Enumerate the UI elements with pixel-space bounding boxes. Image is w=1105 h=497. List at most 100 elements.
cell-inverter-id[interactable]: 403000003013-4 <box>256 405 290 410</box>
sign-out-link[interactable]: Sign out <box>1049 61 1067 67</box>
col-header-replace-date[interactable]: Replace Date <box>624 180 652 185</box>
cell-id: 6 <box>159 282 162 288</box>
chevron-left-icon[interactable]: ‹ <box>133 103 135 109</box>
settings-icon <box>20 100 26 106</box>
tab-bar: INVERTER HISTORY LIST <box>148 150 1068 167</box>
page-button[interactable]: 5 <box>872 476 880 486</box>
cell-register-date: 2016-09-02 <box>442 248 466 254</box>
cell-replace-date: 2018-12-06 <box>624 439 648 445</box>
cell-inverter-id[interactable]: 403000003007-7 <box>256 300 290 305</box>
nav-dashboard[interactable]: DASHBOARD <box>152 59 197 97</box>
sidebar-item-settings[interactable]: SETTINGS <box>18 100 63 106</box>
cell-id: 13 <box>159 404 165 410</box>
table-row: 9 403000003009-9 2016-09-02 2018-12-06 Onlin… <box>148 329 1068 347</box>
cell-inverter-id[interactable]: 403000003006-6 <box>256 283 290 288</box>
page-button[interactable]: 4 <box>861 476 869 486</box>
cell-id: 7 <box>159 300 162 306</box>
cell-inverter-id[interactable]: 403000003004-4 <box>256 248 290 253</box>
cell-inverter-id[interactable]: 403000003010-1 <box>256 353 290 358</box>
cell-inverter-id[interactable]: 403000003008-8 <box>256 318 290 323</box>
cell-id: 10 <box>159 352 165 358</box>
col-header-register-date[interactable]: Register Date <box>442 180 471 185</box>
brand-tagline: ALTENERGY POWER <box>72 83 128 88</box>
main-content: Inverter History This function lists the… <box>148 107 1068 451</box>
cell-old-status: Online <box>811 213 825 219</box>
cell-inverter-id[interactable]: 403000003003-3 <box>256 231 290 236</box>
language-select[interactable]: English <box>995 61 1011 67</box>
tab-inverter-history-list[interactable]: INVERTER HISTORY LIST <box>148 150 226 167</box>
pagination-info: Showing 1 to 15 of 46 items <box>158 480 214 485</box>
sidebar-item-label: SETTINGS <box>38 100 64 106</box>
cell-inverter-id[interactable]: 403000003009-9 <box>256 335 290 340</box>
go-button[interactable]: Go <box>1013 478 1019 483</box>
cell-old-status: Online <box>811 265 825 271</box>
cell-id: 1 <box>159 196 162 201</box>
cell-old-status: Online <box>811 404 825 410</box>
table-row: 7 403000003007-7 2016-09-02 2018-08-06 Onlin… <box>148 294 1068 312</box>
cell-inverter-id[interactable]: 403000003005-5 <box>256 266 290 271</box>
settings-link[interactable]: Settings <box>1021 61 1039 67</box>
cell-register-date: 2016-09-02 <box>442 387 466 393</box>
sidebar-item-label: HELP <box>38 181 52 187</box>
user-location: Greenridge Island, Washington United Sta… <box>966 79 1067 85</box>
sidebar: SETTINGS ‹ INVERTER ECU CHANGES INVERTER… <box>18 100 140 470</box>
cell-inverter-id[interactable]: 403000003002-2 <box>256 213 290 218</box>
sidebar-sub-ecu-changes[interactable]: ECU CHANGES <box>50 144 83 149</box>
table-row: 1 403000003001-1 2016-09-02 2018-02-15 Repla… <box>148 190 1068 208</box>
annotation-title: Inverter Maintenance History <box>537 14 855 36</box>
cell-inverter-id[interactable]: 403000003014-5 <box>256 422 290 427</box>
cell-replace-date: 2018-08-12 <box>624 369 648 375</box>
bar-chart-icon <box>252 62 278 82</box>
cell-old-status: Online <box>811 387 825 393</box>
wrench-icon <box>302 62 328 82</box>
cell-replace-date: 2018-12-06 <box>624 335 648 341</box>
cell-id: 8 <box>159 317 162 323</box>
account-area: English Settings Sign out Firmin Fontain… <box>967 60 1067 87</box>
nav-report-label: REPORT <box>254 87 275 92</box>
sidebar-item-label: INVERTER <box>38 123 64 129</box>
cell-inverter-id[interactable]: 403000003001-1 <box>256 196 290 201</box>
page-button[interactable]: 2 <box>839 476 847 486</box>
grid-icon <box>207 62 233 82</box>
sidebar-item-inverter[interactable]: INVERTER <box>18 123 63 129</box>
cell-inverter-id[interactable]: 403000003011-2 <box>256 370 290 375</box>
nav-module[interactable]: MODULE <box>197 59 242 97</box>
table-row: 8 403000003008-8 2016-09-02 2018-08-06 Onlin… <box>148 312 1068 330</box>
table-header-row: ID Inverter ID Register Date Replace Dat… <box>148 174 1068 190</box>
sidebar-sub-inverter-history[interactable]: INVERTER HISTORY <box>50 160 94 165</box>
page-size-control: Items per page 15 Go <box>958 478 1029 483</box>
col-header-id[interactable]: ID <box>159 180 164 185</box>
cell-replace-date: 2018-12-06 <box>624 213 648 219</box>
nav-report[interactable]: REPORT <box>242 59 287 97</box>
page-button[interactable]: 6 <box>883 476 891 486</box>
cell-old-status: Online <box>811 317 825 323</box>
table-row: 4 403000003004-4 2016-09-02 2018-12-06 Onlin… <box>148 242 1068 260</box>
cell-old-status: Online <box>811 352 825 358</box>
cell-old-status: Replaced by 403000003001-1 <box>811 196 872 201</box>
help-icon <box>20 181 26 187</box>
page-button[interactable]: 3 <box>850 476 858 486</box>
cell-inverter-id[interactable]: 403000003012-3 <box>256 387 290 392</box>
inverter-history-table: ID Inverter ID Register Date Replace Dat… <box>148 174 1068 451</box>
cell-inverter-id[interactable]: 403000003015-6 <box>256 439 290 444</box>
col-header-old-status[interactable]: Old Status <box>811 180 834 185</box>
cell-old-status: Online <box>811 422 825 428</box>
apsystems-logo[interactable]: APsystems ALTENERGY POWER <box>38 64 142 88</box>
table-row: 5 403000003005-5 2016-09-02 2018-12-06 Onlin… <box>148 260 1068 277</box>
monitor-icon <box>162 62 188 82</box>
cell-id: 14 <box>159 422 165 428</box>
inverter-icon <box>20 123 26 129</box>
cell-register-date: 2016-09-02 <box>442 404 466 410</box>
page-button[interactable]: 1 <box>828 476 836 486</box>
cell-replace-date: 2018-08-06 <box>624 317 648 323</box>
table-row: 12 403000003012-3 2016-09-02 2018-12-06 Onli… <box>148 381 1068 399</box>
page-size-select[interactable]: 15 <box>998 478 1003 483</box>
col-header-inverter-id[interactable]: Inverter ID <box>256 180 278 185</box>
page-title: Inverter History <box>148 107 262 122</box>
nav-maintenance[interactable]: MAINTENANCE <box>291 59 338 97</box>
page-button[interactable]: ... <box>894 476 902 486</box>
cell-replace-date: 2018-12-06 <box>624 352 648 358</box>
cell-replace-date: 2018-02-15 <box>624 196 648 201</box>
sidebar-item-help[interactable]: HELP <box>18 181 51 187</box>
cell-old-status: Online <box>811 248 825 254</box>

======

> **Requirement**:
Rewrite the rows from the first one through the line containing "cell-inverter-id[interactable]: 403000003009-9 <box>256", changing "Sign out" to "Log out" and leaving everything else as it is.

> **Output for this task**:
Enumerate the UI elements with pixel-space bounding boxes. Image is w=1105 h=497. List at most 100 elements.
cell-inverter-id[interactable]: 403000003013-4 <box>256 405 290 410</box>
sign-out-link[interactable]: Log out <box>1049 61 1067 67</box>
col-header-replace-date[interactable]: Replace Date <box>624 180 652 185</box>
cell-id: 6 <box>159 282 162 288</box>
chevron-left-icon[interactable]: ‹ <box>133 103 135 109</box>
settings-icon <box>20 100 26 106</box>
tab-bar: INVERTER HISTORY LIST <box>148 150 1068 167</box>
page-button[interactable]: 5 <box>872 476 880 486</box>
cell-register-date: 2016-09-02 <box>442 248 466 254</box>
cell-replace-date: 2018-12-06 <box>624 439 648 445</box>
cell-inverter-id[interactable]: 403000003007-7 <box>256 300 290 305</box>
nav-dashboard[interactable]: DASHBOARD <box>152 59 197 97</box>
sidebar-item-settings[interactable]: SETTINGS <box>18 100 63 106</box>
cell-id: 13 <box>159 404 165 410</box>
table-row: 9 403000003009-9 2016-09-02 2018-12-06 Onlin… <box>148 329 1068 347</box>
cell-inverter-id[interactable]: 403000003006-6 <box>256 283 290 288</box>
page-button[interactable]: 4 <box>861 476 869 486</box>
cell-id: 7 <box>159 300 162 306</box>
cell-inverter-id[interactable]: 403000003004-4 <box>256 248 290 253</box>
cell-inverter-id[interactable]: 403000003010-1 <box>256 353 290 358</box>
cell-inverter-id[interactable]: 403000003008-8 <box>256 318 290 323</box>
cell-id: 10 <box>159 352 165 358</box>
col-header-register-date[interactable]: Register Date <box>442 180 471 185</box>
brand-tagline: ALTENERGY POWER <box>72 83 128 88</box>
main-content: Inverter History This function lists the… <box>148 107 1068 451</box>
cell-old-status: Online <box>811 213 825 219</box>
cell-inverter-id[interactable]: 403000003003-3 <box>256 231 290 236</box>
language-select[interactable]: English <box>995 61 1011 67</box>
tab-inverter-history-list[interactable]: INVERTER HISTORY LIST <box>148 150 226 167</box>
pagination-info: Showing 1 to 15 of 46 items <box>158 480 214 485</box>
sidebar-item-label: SETTINGS <box>38 100 64 106</box>
cell-inverter-id[interactable]: 403000003009-9 <box>256 335 290 340</box>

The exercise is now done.